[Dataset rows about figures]

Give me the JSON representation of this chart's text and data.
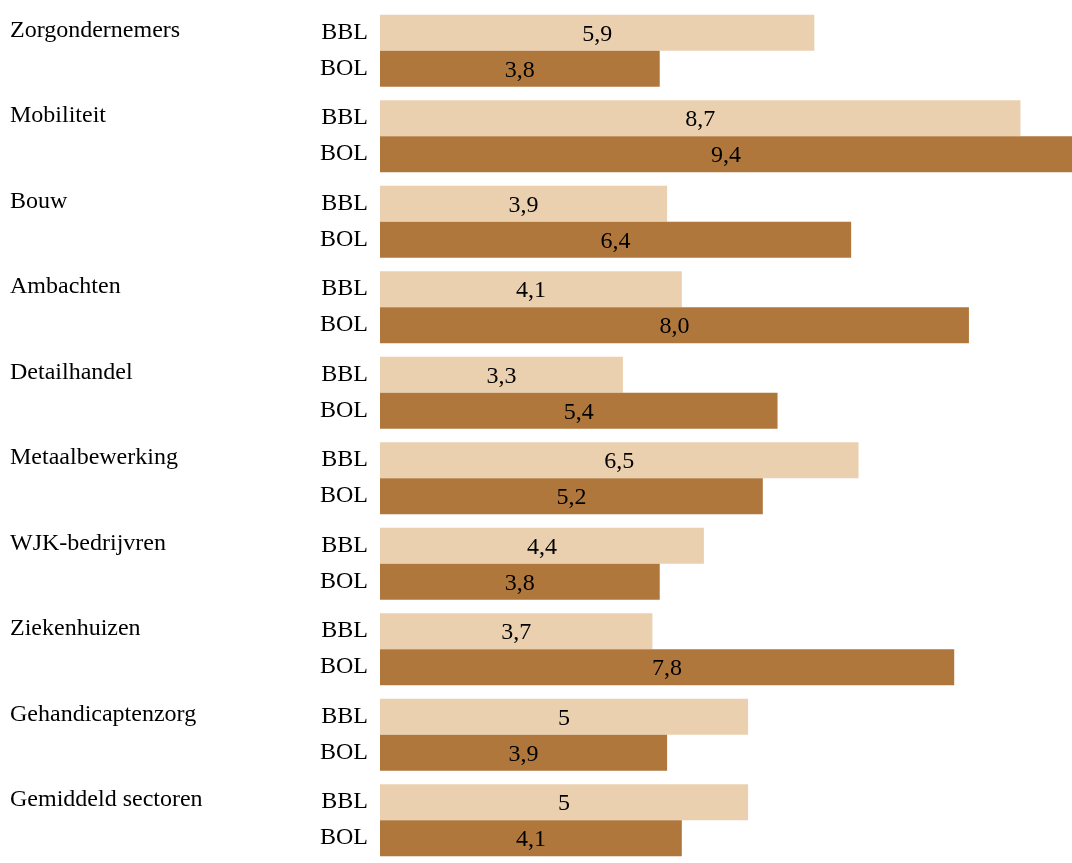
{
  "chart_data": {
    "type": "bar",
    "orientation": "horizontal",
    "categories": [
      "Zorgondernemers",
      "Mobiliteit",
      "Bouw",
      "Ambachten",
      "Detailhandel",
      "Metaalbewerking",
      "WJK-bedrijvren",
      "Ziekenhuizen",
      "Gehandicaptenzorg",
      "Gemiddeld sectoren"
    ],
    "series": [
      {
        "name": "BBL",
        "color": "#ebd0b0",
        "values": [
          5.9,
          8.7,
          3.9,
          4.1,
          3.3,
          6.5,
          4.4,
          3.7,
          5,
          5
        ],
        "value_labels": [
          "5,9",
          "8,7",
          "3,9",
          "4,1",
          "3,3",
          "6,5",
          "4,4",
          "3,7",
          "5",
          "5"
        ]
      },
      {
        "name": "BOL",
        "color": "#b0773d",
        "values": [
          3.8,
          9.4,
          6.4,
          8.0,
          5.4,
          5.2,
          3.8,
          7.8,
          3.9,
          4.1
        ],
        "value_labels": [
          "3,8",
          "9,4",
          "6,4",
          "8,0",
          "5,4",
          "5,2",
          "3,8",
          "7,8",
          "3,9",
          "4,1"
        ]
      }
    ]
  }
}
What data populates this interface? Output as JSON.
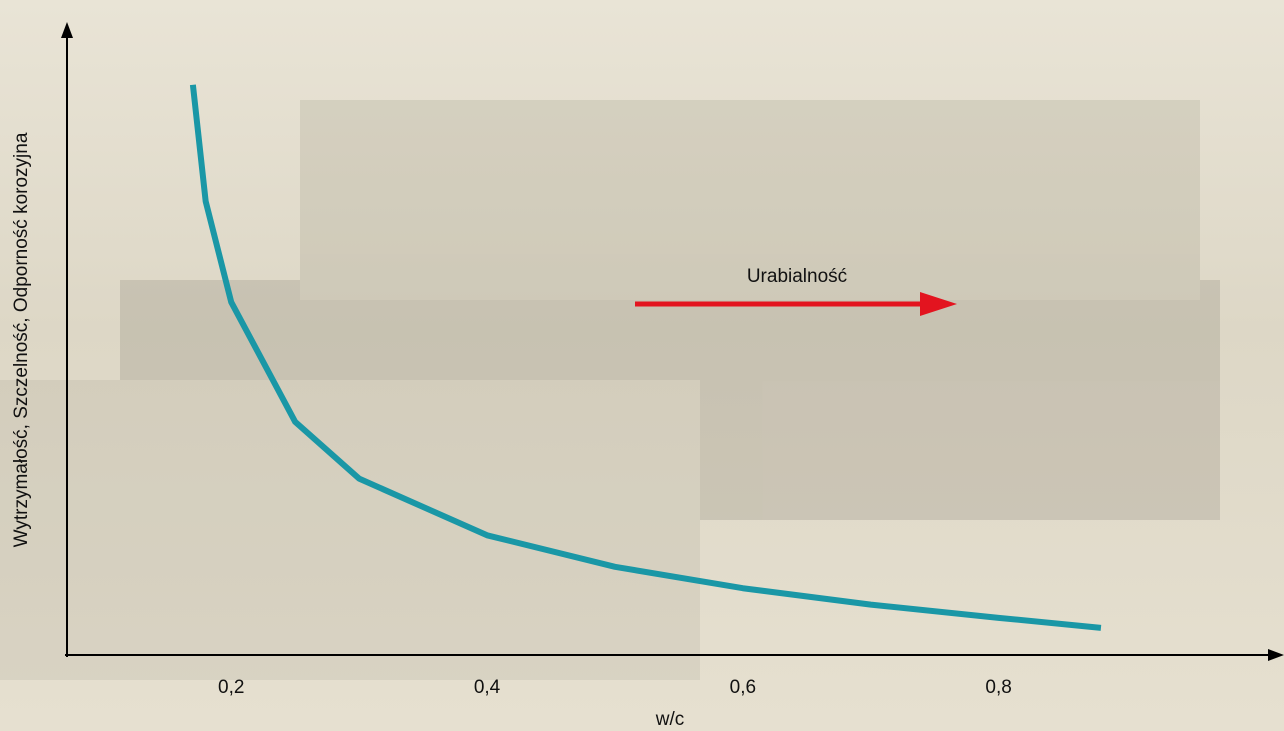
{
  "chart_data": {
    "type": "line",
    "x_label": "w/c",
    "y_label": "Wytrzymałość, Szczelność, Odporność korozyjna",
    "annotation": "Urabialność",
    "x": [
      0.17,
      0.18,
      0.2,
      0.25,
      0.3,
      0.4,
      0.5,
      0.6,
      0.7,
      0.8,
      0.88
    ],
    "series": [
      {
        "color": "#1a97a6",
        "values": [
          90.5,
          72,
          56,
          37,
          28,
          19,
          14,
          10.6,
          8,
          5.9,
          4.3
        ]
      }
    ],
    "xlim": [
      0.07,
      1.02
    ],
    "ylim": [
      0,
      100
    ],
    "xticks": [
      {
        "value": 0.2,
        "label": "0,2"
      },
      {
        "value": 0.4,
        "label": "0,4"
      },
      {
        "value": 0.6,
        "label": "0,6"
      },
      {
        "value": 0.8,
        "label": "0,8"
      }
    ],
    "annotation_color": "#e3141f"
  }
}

What you should do —
Give only the number of lines in the entries above that hold the string "this".

Correct response —
2